TASK BRIEF —
Leaving the pictures aside, transcribe every line below exactly.

STORED ROWS —
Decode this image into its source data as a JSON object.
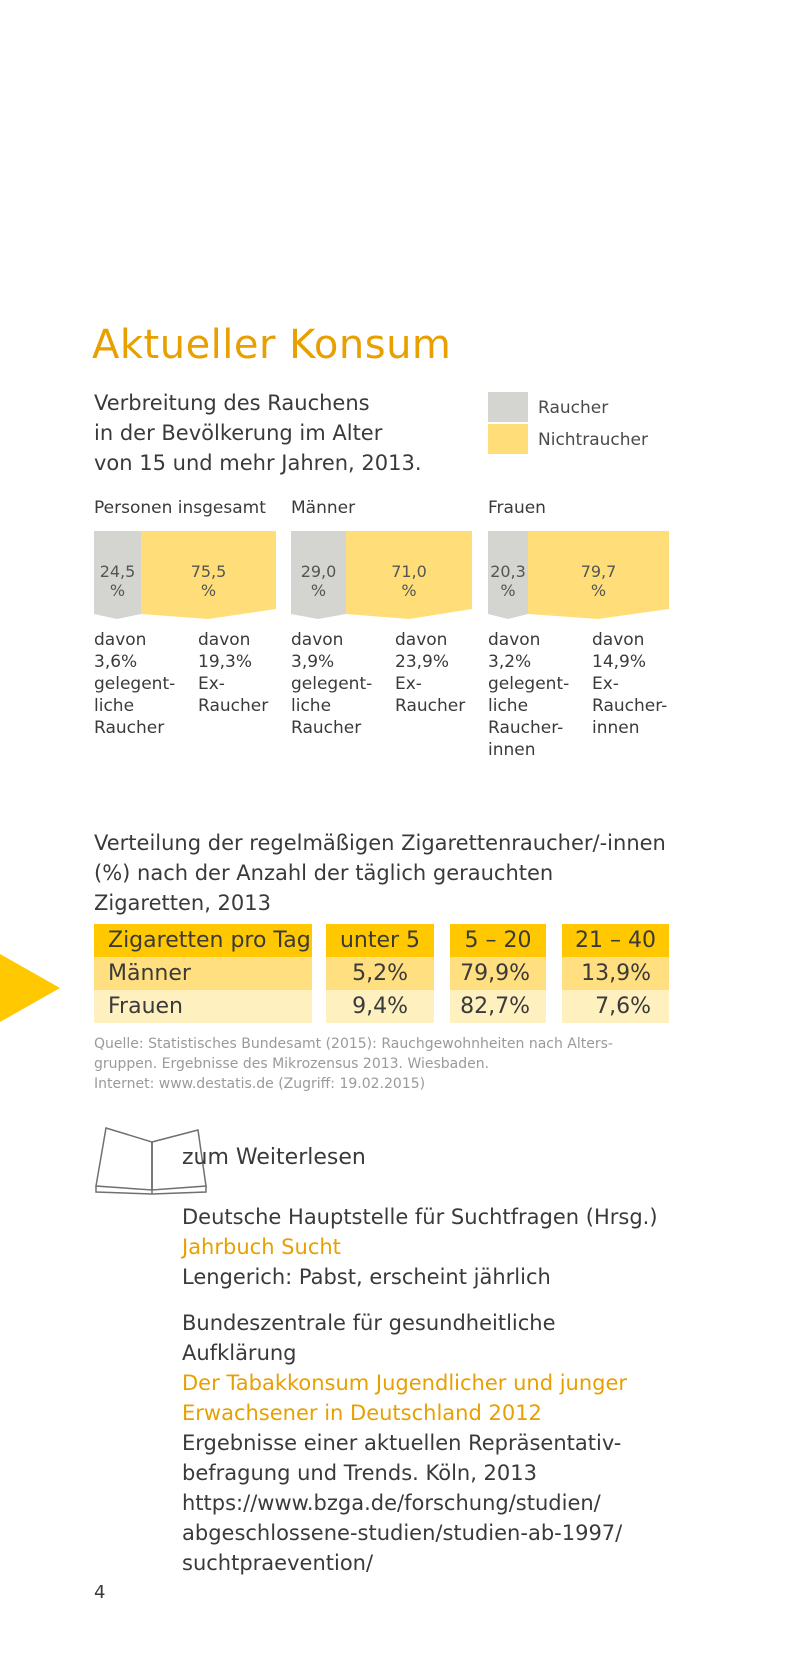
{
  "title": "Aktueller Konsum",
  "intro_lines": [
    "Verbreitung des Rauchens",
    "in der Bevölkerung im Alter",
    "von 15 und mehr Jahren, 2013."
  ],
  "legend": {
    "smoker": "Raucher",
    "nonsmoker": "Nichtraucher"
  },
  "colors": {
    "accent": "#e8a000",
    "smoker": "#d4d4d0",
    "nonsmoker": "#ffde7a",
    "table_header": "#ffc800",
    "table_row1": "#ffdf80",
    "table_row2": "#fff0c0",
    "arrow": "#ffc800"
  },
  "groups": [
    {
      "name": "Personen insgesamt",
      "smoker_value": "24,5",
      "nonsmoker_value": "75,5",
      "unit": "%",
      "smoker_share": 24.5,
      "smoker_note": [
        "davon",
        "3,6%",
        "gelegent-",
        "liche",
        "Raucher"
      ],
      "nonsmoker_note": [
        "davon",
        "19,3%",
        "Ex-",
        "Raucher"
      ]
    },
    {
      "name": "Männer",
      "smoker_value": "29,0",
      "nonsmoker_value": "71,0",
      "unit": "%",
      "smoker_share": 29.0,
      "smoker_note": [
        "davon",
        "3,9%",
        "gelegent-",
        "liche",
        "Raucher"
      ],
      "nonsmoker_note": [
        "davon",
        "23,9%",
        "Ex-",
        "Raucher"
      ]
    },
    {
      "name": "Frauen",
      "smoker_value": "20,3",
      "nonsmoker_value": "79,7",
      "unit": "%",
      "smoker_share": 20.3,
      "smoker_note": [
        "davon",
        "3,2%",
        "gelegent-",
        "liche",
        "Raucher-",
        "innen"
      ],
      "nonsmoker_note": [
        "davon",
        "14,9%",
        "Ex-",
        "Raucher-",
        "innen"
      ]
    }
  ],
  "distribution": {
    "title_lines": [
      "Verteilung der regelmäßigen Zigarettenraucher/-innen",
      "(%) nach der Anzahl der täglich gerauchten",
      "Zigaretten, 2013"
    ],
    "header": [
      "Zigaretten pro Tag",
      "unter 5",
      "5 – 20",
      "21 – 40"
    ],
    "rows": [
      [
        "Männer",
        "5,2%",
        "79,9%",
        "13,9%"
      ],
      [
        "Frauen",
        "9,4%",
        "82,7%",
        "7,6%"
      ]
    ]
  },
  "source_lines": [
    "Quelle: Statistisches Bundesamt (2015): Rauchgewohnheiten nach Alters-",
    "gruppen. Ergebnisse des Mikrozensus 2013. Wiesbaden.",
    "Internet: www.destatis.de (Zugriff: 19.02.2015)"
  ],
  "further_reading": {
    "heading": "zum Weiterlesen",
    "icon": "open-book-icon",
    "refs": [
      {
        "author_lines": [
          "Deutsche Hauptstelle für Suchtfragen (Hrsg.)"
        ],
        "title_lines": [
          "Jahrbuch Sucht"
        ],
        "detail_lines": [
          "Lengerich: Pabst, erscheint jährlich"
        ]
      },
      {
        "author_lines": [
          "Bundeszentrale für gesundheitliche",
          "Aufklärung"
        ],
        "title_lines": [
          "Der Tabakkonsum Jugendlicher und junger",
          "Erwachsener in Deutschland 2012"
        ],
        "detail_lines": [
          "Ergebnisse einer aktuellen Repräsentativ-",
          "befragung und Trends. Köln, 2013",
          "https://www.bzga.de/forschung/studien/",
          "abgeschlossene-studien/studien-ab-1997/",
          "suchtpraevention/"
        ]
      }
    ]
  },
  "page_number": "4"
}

SOLVED PROBLEM —
Decode this image into its source data as a JSON object.
{
  "title": "Aktueller Konsum",
  "intro_lines": [
    "Verbreitung des Rauchens",
    "in der Bevölkerung im Alter",
    "von 15 und mehr Jahren, 2013."
  ],
  "legend": {
    "smoker": "Raucher",
    "nonsmoker": "Nichtraucher"
  },
  "colors": {
    "accent": "#e8a000",
    "smoker": "#d4d4d0",
    "nonsmoker": "#ffde7a",
    "table_header": "#ffc800",
    "table_row1": "#ffdf80",
    "table_row2": "#fff0c0",
    "arrow": "#ffc800"
  },
  "groups": [
    {
      "name": "Personen insgesamt",
      "smoker_value": "24,5",
      "nonsmoker_value": "75,5",
      "unit": "%",
      "smoker_share": 24.5,
      "smoker_note": [
        "davon",
        "3,6%",
        "gelegent-",
        "liche",
        "Raucher"
      ],
      "nonsmoker_note": [
        "davon",
        "19,3%",
        "Ex-",
        "Raucher"
      ]
    },
    {
      "name": "Männer",
      "smoker_value": "29,0",
      "nonsmoker_value": "71,0",
      "unit": "%",
      "smoker_share": 29.0,
      "smoker_note": [
        "davon",
        "3,9%",
        "gelegent-",
        "liche",
        "Raucher"
      ],
      "nonsmoker_note": [
        "davon",
        "23,9%",
        "Ex-",
        "Raucher"
      ]
    },
    {
      "name": "Frauen",
      "smoker_value": "20,3",
      "nonsmoker_value": "79,7",
      "unit": "%",
      "smoker_share": 20.3,
      "smoker_note": [
        "davon",
        "3,2%",
        "gelegent-",
        "liche",
        "Raucher-",
        "innen"
      ],
      "nonsmoker_note": [
        "davon",
        "14,9%",
        "Ex-",
        "Raucher-",
        "innen"
      ]
    }
  ],
  "distribution": {
    "title_lines": [
      "Verteilung der regelmäßigen Zigarettenraucher/-innen",
      "(%) nach der Anzahl der täglich gerauchten",
      "Zigaretten, 2013"
    ],
    "header": [
      "Zigaretten pro Tag",
      "unter 5",
      "5 – 20",
      "21 – 40"
    ],
    "rows": [
      [
        "Männer",
        "5,2%",
        "79,9%",
        "13,9%"
      ],
      [
        "Frauen",
        "9,4%",
        "82,7%",
        "7,6%"
      ]
    ]
  },
  "source_lines": [
    "Quelle: Statistisches Bundesamt (2015): Rauchgewohnheiten nach Alters-",
    "gruppen. Ergebnisse des Mikrozensus 2013. Wiesbaden.",
    "Internet: www.destatis.de (Zugriff: 19.02.2015)"
  ],
  "further_reading": {
    "heading": "zum Weiterlesen",
    "icon": "open-book-icon",
    "refs": [
      {
        "author_lines": [
          "Deutsche Hauptstelle für Suchtfragen (Hrsg.)"
        ],
        "title_lines": [
          "Jahrbuch Sucht"
        ],
        "detail_lines": [
          "Lengerich: Pabst, erscheint jährlich"
        ]
      },
      {
        "author_lines": [
          "Bundeszentrale für gesundheitliche",
          "Aufklärung"
        ],
        "title_lines": [
          "Der Tabakkonsum Jugendlicher und junger",
          "Erwachsener in Deutschland 2012"
        ],
        "detail_lines": [
          "Ergebnisse einer aktuellen Repräsentativ-",
          "befragung und Trends. Köln, 2013",
          "https://www.bzga.de/forschung/studien/",
          "abgeschlossene-studien/studien-ab-1997/",
          "suchtpraevention/"
        ]
      }
    ]
  },
  "page_number": "4"
}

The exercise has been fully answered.